--- BEGIN ---
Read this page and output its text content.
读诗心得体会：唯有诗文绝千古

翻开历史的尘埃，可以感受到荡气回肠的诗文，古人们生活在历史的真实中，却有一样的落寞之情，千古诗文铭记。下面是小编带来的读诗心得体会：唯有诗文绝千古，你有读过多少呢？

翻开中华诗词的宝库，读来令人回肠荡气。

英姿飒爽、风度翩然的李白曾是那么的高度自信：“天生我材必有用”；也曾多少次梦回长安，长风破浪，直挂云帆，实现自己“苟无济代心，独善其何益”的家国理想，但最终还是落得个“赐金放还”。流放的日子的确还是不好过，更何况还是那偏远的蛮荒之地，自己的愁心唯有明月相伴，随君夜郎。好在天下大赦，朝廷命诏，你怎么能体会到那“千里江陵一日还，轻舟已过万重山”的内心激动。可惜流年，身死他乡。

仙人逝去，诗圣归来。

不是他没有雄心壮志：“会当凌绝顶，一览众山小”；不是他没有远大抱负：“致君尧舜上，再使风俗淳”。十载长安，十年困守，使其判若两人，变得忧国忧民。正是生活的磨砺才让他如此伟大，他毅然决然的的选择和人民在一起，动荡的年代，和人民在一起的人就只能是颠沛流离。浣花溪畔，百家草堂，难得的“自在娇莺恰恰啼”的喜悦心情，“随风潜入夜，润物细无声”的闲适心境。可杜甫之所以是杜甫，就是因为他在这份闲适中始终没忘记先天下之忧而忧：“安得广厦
--- END ---
- **What you should do**: In the listing, find every line containing the word "唯有诗文绝千古" and list it.

- **Output**:
读诗心得体会：唯有诗文绝千古
翻开历史的尘埃，可以感受到荡气回肠的诗文，古人们生活在历史的真实中，却有一样的落寞之情，千古诗文铭记。下面是小编带来的读诗心得体会：唯有诗文绝千古，你有读过多少呢？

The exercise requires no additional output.